→ **TASK DETAILS**
Your task is to output the listing word for word, with pictures excluded.

→ **DATASET ROWS**

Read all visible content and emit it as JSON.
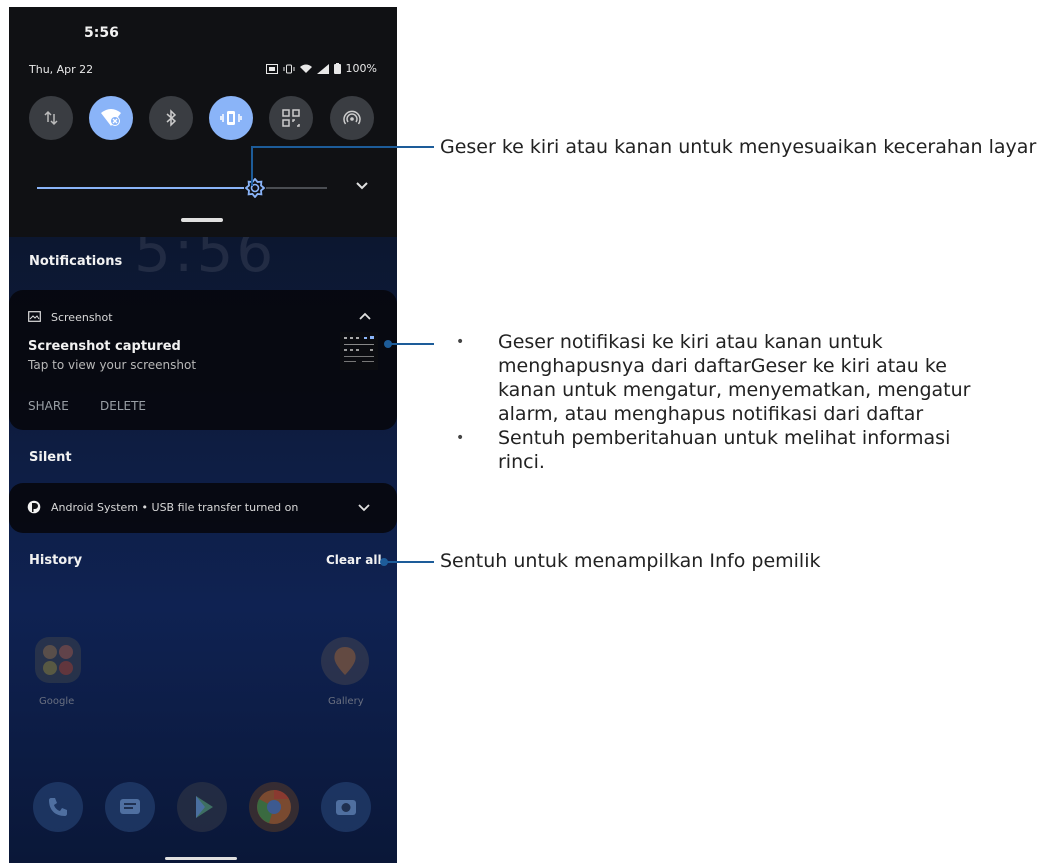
{
  "status_bar": {
    "time": "5:56",
    "date": "Thu, Apr 22",
    "battery": "100%"
  },
  "quick_settings": {
    "tiles": [
      {
        "icon": "data-transfer-icon",
        "state": "off"
      },
      {
        "icon": "wifi-off-icon",
        "state": "on"
      },
      {
        "icon": "bluetooth-icon",
        "state": "off"
      },
      {
        "icon": "vibrate-icon",
        "state": "on"
      },
      {
        "icon": "qr-scan-icon",
        "state": "off"
      },
      {
        "icon": "hotspot-icon",
        "state": "off"
      }
    ],
    "brightness_level": 0.75
  },
  "lockscreen_clock": "5:56",
  "notifications": {
    "section_label": "Notifications",
    "screenshot": {
      "app": "Screenshot",
      "title": "Screenshot captured",
      "body": "Tap to view your screenshot",
      "actions": [
        "SHARE",
        "DELETE"
      ]
    }
  },
  "silent": {
    "section_label": "Silent",
    "item_text": "Android System • USB file transfer turned on"
  },
  "history": {
    "label": "History",
    "clear_all": "Clear all"
  },
  "home": {
    "folder_label": "Google",
    "gallery_label": "Gallery"
  },
  "callouts": {
    "brightness": "Geser ke kiri atau kanan untuk menyesuaikan kecerahan layar",
    "notification_bullets": [
      "Geser notifikasi ke kiri atau kanan untuk menghapusnya dari daftarGeser ke kiri atau ke kanan untuk mengatur, menyematkan, mengatur alarm, atau menghapus notifikasi dari daftar",
      "Sentuh pemberitahuan untuk melihat informasi rinci."
    ],
    "clear_all": "Sentuh untuk menampilkan Info pemilik"
  },
  "colors": {
    "accent": "#8ab4f8",
    "callout_line": "#1d5c99"
  }
}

→ **COMPLETE RESPONSE**
Read all visible content and emit it as JSON.
{
  "status_bar": {
    "time": "5:56",
    "date": "Thu, Apr 22",
    "battery": "100%"
  },
  "quick_settings": {
    "tiles": [
      {
        "icon": "data-transfer-icon",
        "state": "off"
      },
      {
        "icon": "wifi-off-icon",
        "state": "on"
      },
      {
        "icon": "bluetooth-icon",
        "state": "off"
      },
      {
        "icon": "vibrate-icon",
        "state": "on"
      },
      {
        "icon": "qr-scan-icon",
        "state": "off"
      },
      {
        "icon": "hotspot-icon",
        "state": "off"
      }
    ],
    "brightness_level": 0.75
  },
  "lockscreen_clock": "5:56",
  "notifications": {
    "section_label": "Notifications",
    "screenshot": {
      "app": "Screenshot",
      "title": "Screenshot captured",
      "body": "Tap to view your screenshot",
      "actions": [
        "SHARE",
        "DELETE"
      ]
    }
  },
  "silent": {
    "section_label": "Silent",
    "item_text": "Android System • USB file transfer turned on"
  },
  "history": {
    "label": "History",
    "clear_all": "Clear all"
  },
  "home": {
    "folder_label": "Google",
    "gallery_label": "Gallery"
  },
  "callouts": {
    "brightness": "Geser ke kiri atau kanan untuk menyesuaikan kecerahan layar",
    "notification_bullets": [
      "Geser notifikasi ke kiri atau kanan untuk menghapusnya dari daftarGeser ke kiri atau ke kanan untuk mengatur, menyematkan, mengatur alarm, atau menghapus notifikasi dari daftar",
      "Sentuh pemberitahuan untuk melihat informasi rinci."
    ],
    "clear_all": "Sentuh untuk menampilkan Info pemilik"
  },
  "colors": {
    "accent": "#8ab4f8",
    "callout_line": "#1d5c99"
  }
}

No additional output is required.